# Supplied data
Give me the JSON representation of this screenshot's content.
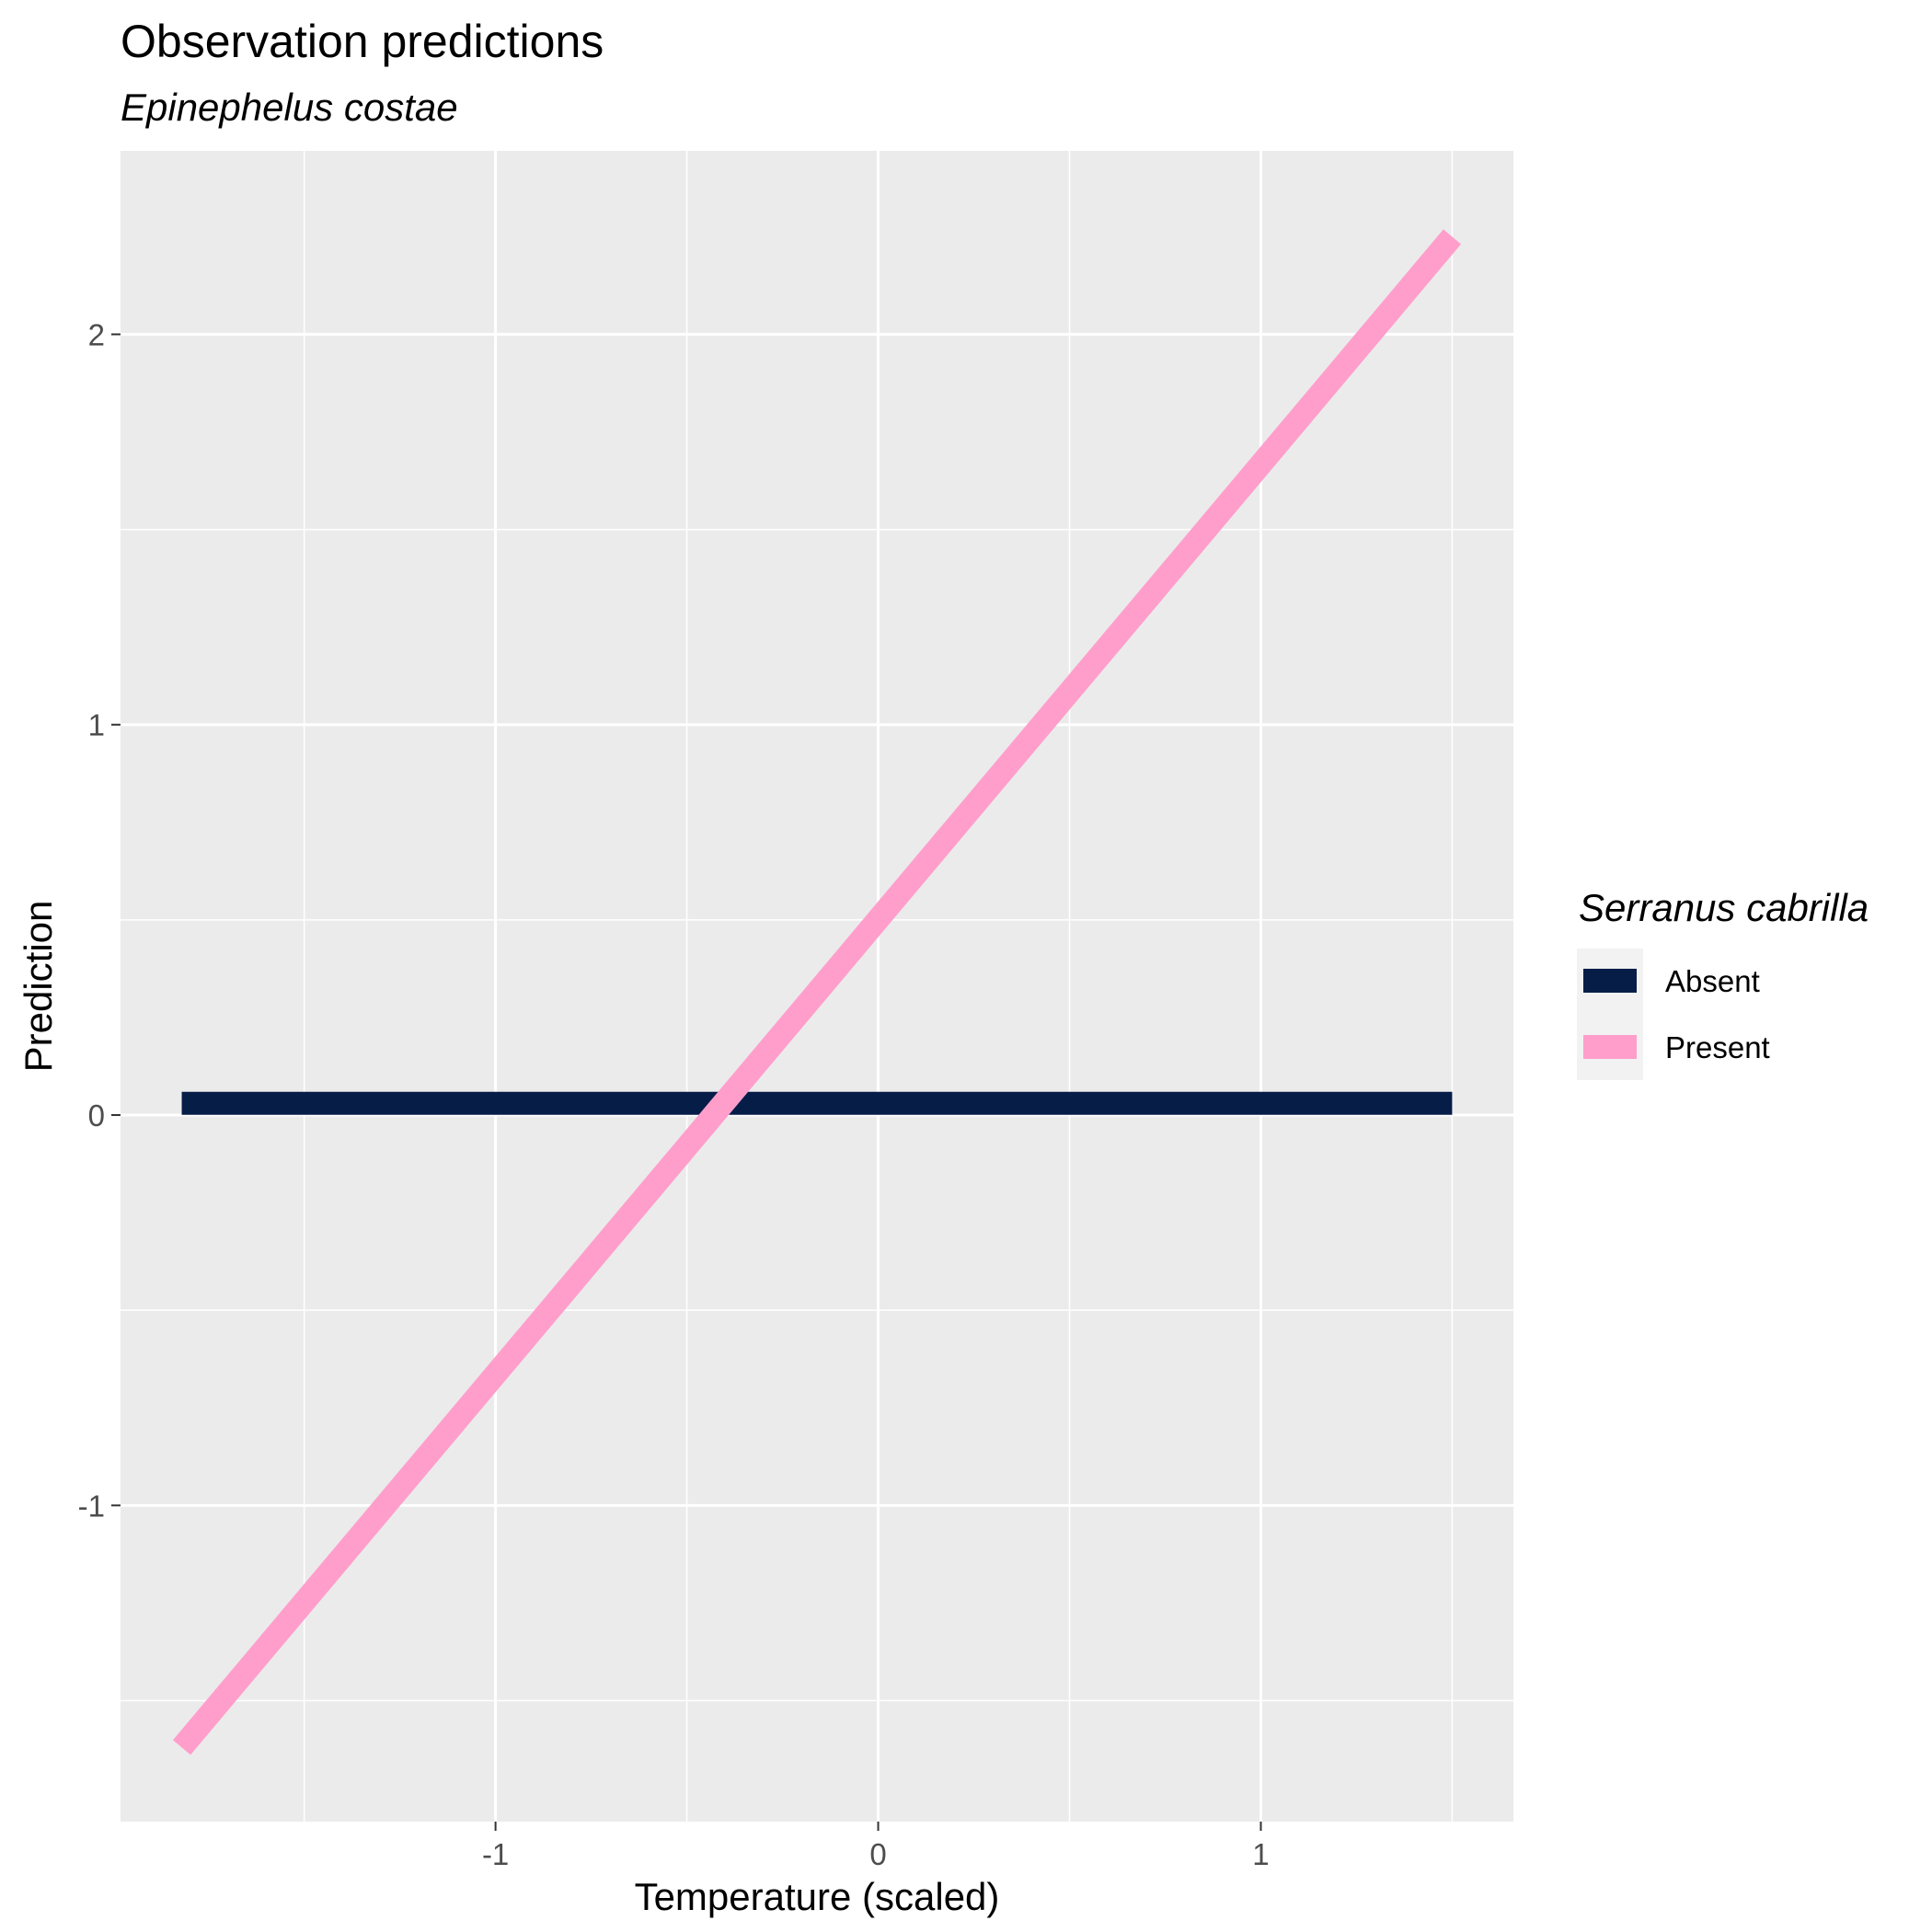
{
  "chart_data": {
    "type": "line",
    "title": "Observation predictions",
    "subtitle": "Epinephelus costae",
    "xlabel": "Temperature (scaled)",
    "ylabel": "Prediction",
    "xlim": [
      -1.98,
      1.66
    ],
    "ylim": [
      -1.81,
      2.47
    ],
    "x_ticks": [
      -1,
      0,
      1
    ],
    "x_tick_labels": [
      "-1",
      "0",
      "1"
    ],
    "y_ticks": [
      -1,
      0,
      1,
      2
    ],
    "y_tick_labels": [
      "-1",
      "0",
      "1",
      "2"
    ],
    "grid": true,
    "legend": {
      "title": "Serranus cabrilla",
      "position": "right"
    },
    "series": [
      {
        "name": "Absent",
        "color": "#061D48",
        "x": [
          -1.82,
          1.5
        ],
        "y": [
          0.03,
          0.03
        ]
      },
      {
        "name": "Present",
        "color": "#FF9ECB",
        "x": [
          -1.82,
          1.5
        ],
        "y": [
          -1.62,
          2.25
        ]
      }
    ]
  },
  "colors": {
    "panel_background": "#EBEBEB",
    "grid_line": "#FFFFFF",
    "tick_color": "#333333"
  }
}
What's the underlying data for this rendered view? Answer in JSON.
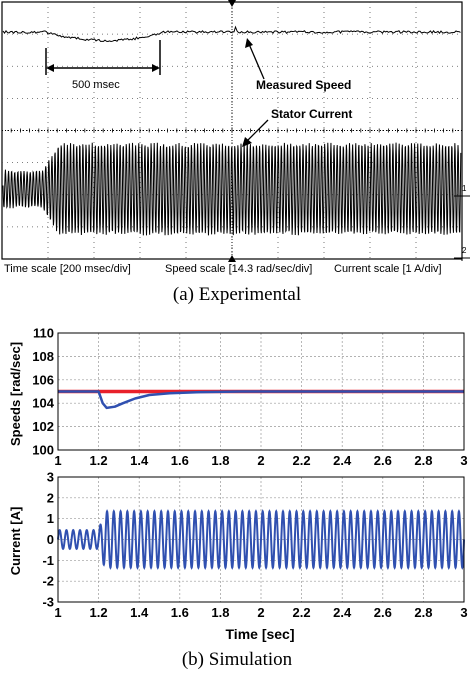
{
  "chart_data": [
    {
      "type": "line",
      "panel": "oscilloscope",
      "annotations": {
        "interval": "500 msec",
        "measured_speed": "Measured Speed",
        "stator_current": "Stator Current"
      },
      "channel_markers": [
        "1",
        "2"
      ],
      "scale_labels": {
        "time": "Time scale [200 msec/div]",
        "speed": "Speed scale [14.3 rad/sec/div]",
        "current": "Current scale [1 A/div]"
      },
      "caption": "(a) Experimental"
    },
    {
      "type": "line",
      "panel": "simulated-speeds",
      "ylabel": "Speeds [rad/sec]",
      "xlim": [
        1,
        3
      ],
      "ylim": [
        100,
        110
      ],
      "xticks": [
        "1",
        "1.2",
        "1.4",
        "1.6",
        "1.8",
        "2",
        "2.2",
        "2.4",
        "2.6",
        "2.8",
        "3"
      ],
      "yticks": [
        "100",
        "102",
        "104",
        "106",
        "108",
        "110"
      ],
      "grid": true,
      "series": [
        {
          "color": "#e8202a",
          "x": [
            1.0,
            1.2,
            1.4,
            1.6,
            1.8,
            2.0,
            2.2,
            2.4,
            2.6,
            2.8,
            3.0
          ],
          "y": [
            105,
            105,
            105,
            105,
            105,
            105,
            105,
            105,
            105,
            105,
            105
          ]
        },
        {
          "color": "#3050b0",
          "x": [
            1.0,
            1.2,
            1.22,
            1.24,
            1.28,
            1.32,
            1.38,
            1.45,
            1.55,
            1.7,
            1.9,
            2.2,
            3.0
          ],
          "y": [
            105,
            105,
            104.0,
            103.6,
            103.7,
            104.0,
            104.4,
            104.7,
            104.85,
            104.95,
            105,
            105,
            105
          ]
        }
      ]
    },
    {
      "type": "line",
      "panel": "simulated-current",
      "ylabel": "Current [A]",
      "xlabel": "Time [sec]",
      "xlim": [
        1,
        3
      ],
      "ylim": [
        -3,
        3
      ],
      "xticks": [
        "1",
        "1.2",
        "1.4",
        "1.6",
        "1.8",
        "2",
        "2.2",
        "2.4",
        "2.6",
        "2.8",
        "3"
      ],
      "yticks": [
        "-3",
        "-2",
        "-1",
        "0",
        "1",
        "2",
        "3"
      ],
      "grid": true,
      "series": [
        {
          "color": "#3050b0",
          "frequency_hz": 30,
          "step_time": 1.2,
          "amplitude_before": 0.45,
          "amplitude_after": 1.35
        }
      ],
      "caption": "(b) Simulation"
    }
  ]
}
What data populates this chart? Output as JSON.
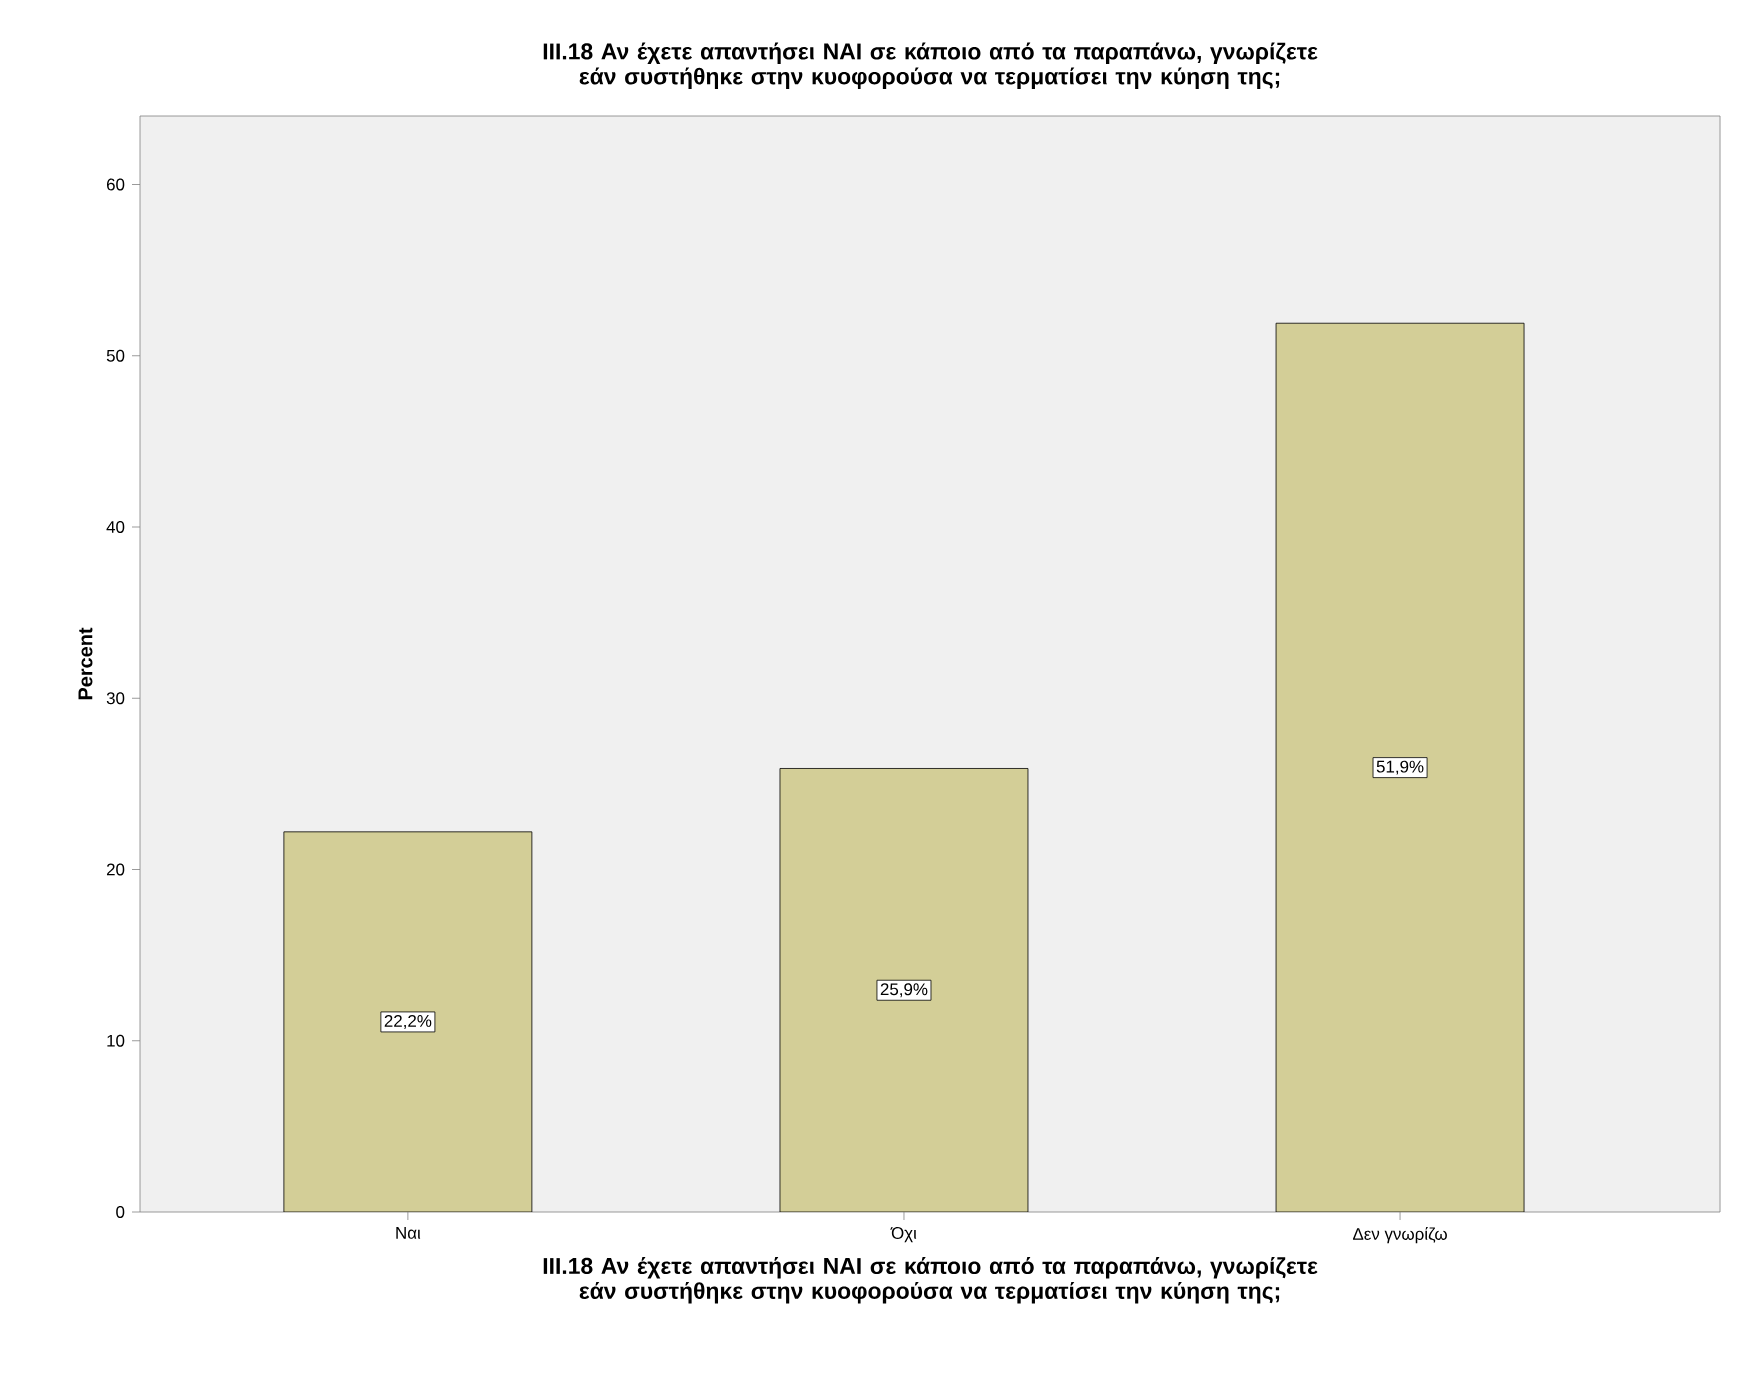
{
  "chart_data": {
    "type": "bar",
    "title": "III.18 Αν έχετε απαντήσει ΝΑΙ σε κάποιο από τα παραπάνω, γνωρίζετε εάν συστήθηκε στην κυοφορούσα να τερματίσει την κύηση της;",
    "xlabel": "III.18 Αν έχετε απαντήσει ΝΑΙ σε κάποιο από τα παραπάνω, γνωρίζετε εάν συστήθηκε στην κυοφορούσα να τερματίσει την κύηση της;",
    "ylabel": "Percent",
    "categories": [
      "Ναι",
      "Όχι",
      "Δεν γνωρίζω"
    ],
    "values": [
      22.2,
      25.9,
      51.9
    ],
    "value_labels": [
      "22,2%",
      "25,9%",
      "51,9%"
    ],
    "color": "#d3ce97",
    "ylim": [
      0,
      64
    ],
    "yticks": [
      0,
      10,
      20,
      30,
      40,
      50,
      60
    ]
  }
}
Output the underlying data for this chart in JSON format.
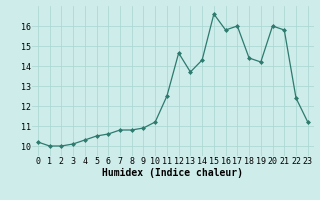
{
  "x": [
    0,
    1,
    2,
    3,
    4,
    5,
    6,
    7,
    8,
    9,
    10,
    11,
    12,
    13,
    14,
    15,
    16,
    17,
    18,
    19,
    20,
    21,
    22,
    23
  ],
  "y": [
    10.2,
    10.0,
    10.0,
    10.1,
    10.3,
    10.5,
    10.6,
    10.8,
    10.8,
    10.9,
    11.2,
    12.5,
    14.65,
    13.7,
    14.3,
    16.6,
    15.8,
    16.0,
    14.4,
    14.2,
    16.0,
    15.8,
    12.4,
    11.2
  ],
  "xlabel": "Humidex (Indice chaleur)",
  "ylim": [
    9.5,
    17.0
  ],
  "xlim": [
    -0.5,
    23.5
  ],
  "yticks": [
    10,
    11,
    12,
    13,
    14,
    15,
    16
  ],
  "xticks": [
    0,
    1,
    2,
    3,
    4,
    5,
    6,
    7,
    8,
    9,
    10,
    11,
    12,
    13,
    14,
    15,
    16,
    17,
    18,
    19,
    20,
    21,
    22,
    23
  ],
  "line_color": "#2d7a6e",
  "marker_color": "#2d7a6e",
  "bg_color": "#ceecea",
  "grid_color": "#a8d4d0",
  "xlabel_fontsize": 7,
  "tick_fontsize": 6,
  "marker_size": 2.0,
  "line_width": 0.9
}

# To do
Copy each line of the records precisely and drop any images they hold.

# Solution for this problem
Give me the JSON representation of this screenshot's content.
{
  "chart_data": {
    "type": "line",
    "title": "Observation predictions",
    "subtitle": "Epinephelus costae",
    "xlabel": "Temperature (scaled)",
    "ylabel": "Prediction",
    "xlim": [
      -1.98,
      1.66
    ],
    "ylim": [
      -1.81,
      2.47
    ],
    "x_ticks": [
      -1,
      0,
      1
    ],
    "x_tick_labels": [
      "-1",
      "0",
      "1"
    ],
    "y_ticks": [
      -1,
      0,
      1,
      2
    ],
    "y_tick_labels": [
      "-1",
      "0",
      "1",
      "2"
    ],
    "grid": true,
    "legend": {
      "title": "Serranus cabrilla",
      "position": "right"
    },
    "series": [
      {
        "name": "Absent",
        "color": "#061D48",
        "x": [
          -1.82,
          1.5
        ],
        "y": [
          0.03,
          0.03
        ]
      },
      {
        "name": "Present",
        "color": "#FF9ECB",
        "x": [
          -1.82,
          1.5
        ],
        "y": [
          -1.62,
          2.25
        ]
      }
    ]
  },
  "colors": {
    "panel_background": "#EBEBEB",
    "grid_line": "#FFFFFF",
    "tick_color": "#333333"
  }
}
What's the underlying data for this rendered view? Answer in JSON.
{
  "chart_data": [
    {
      "type": "line",
      "panel": "oscilloscope",
      "annotations": {
        "interval": "500 msec",
        "measured_speed": "Measured Speed",
        "stator_current": "Stator Current"
      },
      "channel_markers": [
        "1",
        "2"
      ],
      "scale_labels": {
        "time": "Time scale [200 msec/div]",
        "speed": "Speed scale [14.3 rad/sec/div]",
        "current": "Current scale [1 A/div]"
      },
      "caption": "(a) Experimental"
    },
    {
      "type": "line",
      "panel": "simulated-speeds",
      "ylabel": "Speeds [rad/sec]",
      "xlim": [
        1,
        3
      ],
      "ylim": [
        100,
        110
      ],
      "xticks": [
        "1",
        "1.2",
        "1.4",
        "1.6",
        "1.8",
        "2",
        "2.2",
        "2.4",
        "2.6",
        "2.8",
        "3"
      ],
      "yticks": [
        "100",
        "102",
        "104",
        "106",
        "108",
        "110"
      ],
      "grid": true,
      "series": [
        {
          "color": "#e8202a",
          "x": [
            1.0,
            1.2,
            1.4,
            1.6,
            1.8,
            2.0,
            2.2,
            2.4,
            2.6,
            2.8,
            3.0
          ],
          "y": [
            105,
            105,
            105,
            105,
            105,
            105,
            105,
            105,
            105,
            105,
            105
          ]
        },
        {
          "color": "#3050b0",
          "x": [
            1.0,
            1.2,
            1.22,
            1.24,
            1.28,
            1.32,
            1.38,
            1.45,
            1.55,
            1.7,
            1.9,
            2.2,
            3.0
          ],
          "y": [
            105,
            105,
            104.0,
            103.6,
            103.7,
            104.0,
            104.4,
            104.7,
            104.85,
            104.95,
            105,
            105,
            105
          ]
        }
      ]
    },
    {
      "type": "line",
      "panel": "simulated-current",
      "ylabel": "Current [A]",
      "xlabel": "Time [sec]",
      "xlim": [
        1,
        3
      ],
      "ylim": [
        -3,
        3
      ],
      "xticks": [
        "1",
        "1.2",
        "1.4",
        "1.6",
        "1.8",
        "2",
        "2.2",
        "2.4",
        "2.6",
        "2.8",
        "3"
      ],
      "yticks": [
        "-3",
        "-2",
        "-1",
        "0",
        "1",
        "2",
        "3"
      ],
      "grid": true,
      "series": [
        {
          "color": "#3050b0",
          "frequency_hz": 30,
          "step_time": 1.2,
          "amplitude_before": 0.45,
          "amplitude_after": 1.35
        }
      ],
      "caption": "(b) Simulation"
    }
  ]
}
What data populates this chart? Output as JSON.
{
  "chart_data": {
    "type": "bar",
    "title": "III.18 Αν έχετε απαντήσει ΝΑΙ σε κάποιο από τα παραπάνω, γνωρίζετε εάν συστήθηκε στην κυοφορούσα να τερματίσει την κύηση της;",
    "xlabel": "III.18 Αν έχετε απαντήσει ΝΑΙ σε κάποιο από τα παραπάνω, γνωρίζετε εάν συστήθηκε στην κυοφορούσα να τερματίσει την κύηση της;",
    "ylabel": "Percent",
    "categories": [
      "Ναι",
      "Όχι",
      "Δεν γνωρίζω"
    ],
    "values": [
      22.2,
      25.9,
      51.9
    ],
    "value_labels": [
      "22,2%",
      "25,9%",
      "51,9%"
    ],
    "color": "#d3ce97",
    "ylim": [
      0,
      64
    ],
    "yticks": [
      0,
      10,
      20,
      30,
      40,
      50,
      60
    ]
  }
}
Output the underlying data for this chart in JSON format.
{
  "x": [
    0,
    1,
    2,
    3,
    4,
    5,
    6,
    7,
    8,
    9,
    10,
    11,
    12,
    13,
    14,
    15,
    16,
    17,
    18,
    19,
    20,
    21,
    22,
    23
  ],
  "y": [
    10.2,
    10.0,
    10.0,
    10.1,
    10.3,
    10.5,
    10.6,
    10.8,
    10.8,
    10.9,
    11.2,
    12.5,
    14.65,
    13.7,
    14.3,
    16.6,
    15.8,
    16.0,
    14.4,
    14.2,
    16.0,
    15.8,
    12.4,
    11.2
  ],
  "xlabel": "Humidex (Indice chaleur)",
  "ylim": [
    9.5,
    17.0
  ],
  "xlim": [
    -0.5,
    23.5
  ],
  "yticks": [
    10,
    11,
    12,
    13,
    14,
    15,
    16
  ],
  "xticks": [
    0,
    1,
    2,
    3,
    4,
    5,
    6,
    7,
    8,
    9,
    10,
    11,
    12,
    13,
    14,
    15,
    16,
    17,
    18,
    19,
    20,
    21,
    22,
    23
  ],
  "line_color": "#2d7a6e",
  "marker_color": "#2d7a6e",
  "bg_color": "#ceecea",
  "grid_color": "#a8d4d0",
  "xlabel_fontsize": 7,
  "tick_fontsize": 6,
  "marker_size": 2.0,
  "line_width": 0.9
}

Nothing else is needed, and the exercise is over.